**Work instructions:** Tally the lines in the listing below that contain "состояний" and report the tally alone.

Dataset records:

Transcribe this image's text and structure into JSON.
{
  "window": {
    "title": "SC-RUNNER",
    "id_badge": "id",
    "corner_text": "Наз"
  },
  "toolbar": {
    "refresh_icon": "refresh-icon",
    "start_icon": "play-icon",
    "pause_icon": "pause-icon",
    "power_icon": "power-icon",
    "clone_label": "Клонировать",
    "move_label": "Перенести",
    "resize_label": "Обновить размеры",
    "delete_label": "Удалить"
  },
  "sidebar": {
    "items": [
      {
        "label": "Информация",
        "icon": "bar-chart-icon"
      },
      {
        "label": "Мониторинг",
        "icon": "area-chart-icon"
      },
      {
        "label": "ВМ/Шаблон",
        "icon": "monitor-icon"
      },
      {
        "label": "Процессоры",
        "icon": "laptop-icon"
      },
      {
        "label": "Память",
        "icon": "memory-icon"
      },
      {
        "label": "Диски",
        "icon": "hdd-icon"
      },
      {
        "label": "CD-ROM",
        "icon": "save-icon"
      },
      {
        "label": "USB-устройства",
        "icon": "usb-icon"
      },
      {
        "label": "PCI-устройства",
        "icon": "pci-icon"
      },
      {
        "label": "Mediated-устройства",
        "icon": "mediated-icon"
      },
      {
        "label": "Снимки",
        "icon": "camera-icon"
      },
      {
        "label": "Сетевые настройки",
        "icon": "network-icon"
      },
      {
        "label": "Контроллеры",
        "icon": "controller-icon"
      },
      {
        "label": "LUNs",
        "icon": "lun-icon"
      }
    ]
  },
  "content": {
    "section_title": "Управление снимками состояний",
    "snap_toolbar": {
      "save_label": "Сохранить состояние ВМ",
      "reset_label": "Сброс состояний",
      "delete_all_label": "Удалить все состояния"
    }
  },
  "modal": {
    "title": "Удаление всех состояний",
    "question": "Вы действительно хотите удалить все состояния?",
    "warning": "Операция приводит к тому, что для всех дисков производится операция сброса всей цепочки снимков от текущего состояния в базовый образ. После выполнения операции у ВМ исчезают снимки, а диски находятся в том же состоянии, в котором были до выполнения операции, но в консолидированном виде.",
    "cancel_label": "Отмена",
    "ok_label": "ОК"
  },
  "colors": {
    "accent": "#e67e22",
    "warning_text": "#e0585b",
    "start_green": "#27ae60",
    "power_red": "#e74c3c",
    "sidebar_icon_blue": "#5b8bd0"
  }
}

**Answer for the task:** 3